SUPPLIED RECORDS:
--------
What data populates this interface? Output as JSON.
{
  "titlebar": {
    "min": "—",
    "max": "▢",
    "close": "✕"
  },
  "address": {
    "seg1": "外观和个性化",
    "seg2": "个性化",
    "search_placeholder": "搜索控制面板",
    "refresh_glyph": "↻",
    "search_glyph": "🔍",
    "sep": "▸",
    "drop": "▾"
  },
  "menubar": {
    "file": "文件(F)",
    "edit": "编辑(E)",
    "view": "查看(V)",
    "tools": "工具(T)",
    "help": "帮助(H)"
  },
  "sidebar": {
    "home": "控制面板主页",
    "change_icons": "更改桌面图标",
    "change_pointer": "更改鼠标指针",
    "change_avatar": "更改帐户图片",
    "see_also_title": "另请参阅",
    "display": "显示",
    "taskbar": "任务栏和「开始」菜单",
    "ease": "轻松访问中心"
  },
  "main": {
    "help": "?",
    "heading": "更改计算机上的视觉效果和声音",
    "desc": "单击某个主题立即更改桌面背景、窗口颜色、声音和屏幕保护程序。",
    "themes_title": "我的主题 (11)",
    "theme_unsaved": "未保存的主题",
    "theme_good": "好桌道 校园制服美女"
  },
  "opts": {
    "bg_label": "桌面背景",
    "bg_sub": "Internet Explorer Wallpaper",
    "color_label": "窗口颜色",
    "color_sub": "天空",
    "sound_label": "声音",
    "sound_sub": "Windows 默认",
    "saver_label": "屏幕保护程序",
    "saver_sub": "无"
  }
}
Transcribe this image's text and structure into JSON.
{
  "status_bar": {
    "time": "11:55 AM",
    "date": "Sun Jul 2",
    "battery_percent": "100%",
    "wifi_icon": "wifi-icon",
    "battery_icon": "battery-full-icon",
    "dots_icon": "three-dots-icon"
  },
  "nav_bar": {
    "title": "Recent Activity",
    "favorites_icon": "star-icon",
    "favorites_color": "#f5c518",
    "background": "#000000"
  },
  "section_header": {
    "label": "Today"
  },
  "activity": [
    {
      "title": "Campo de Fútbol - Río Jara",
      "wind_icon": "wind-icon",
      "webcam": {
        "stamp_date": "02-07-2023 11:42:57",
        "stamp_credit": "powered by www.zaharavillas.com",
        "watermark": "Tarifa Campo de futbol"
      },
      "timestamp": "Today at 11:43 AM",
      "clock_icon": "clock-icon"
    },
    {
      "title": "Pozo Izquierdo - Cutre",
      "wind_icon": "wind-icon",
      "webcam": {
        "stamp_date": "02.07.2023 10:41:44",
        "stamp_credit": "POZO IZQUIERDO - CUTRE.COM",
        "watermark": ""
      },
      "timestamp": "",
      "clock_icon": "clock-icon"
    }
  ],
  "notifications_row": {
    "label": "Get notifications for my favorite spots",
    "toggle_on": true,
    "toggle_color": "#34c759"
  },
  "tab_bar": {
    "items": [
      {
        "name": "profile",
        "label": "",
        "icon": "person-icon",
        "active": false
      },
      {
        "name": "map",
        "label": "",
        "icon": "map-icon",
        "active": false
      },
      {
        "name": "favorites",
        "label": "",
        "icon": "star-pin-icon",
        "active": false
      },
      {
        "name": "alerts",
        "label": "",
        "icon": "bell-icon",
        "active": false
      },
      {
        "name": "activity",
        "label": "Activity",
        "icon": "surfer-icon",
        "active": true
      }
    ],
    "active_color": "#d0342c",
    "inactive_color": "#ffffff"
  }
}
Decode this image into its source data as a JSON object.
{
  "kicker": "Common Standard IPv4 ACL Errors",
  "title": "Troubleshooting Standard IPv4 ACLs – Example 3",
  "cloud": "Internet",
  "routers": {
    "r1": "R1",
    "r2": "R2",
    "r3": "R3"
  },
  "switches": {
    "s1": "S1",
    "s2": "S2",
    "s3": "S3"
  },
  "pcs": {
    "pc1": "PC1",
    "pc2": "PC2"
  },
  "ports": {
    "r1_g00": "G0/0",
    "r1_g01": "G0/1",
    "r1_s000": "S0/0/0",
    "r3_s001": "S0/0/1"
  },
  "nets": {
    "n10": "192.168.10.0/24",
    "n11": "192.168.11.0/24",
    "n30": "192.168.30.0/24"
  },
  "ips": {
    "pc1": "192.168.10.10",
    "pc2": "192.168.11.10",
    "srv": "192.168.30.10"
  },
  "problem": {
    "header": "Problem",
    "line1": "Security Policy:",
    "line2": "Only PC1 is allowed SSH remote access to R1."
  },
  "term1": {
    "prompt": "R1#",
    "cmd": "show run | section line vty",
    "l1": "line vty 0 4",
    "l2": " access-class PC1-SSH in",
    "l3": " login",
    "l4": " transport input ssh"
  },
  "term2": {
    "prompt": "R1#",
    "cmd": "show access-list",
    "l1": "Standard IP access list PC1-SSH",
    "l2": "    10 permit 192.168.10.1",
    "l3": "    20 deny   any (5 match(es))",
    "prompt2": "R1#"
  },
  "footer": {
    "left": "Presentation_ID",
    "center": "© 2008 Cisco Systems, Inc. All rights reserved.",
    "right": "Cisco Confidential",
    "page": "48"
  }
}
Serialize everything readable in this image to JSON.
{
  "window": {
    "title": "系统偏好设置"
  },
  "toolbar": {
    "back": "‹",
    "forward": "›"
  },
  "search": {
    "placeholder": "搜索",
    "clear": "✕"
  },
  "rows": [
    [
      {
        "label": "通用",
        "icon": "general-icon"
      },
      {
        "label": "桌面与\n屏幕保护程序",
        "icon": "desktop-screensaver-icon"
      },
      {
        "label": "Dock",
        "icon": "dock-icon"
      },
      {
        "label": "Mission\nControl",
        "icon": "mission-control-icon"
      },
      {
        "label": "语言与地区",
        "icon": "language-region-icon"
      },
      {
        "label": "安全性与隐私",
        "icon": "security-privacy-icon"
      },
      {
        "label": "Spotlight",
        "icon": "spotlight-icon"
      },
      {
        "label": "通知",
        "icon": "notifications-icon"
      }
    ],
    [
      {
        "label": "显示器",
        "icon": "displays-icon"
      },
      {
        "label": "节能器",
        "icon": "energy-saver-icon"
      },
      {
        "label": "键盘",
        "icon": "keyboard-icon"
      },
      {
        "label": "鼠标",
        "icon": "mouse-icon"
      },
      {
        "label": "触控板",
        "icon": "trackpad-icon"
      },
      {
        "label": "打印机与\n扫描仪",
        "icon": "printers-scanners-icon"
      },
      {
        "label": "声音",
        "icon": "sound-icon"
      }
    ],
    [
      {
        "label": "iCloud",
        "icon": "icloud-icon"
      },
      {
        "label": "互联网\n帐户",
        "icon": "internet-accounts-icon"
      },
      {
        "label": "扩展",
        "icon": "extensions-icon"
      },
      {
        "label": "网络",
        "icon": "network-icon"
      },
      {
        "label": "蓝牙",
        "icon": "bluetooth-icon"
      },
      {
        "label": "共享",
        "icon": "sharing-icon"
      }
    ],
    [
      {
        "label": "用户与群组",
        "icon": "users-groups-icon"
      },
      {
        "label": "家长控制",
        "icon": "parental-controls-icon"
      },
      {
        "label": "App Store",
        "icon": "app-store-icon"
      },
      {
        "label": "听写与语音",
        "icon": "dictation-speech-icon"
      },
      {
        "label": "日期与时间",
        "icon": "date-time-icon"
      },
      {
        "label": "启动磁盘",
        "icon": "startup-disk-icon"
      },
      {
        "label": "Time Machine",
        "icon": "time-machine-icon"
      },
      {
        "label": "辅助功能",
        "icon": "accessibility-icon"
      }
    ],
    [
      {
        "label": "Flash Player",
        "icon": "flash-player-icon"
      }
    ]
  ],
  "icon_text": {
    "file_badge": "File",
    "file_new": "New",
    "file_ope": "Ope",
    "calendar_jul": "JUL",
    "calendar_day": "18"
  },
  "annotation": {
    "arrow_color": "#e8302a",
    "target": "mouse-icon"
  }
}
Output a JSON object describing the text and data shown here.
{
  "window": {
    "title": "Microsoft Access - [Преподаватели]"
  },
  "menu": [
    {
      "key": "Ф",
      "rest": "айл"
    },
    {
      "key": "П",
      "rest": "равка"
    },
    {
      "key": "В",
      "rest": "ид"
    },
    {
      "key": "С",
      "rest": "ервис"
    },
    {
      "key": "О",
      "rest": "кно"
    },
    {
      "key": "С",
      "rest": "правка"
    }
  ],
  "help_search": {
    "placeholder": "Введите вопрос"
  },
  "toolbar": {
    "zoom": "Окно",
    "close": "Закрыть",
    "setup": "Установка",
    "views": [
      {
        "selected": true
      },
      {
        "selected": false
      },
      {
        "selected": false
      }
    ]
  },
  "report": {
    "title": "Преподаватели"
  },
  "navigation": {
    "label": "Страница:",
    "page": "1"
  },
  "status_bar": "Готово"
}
--------
STATED TASK: Extract the lines above from the one containing "Output a JSON" to the last line, both included, exactly as written.

RESPONSE BELOW:
Output a JSON object describing the text and data shown here.
{
  "window": {
    "title": "Microsoft Access - [Преподаватели]"
  },
  "menu": [
    {
      "key": "Ф",
      "rest": "айл"
    },
    {
      "key": "П",
      "rest": "равка"
    },
    {
      "key": "В",
      "rest": "ид"
    },
    {
      "key": "С",
      "rest": "ервис"
    },
    {
      "key": "О",
      "rest": "кно"
    },
    {
      "key": "С",
      "rest": "правка"
    }
  ],
  "help_search": {
    "placeholder": "Введите вопрос"
  },
  "toolbar": {
    "zoom": "Окно",
    "close": "Закрыть",
    "setup": "Установка",
    "views": [
      {
        "selected": true
      },
      {
        "selected": false
      },
      {
        "selected": false
      }
    ]
  },
  "report": {
    "title": "Преподаватели"
  },
  "navigation": {
    "label": "Страница:",
    "page": "1"
  },
  "status_bar": "Готово"
}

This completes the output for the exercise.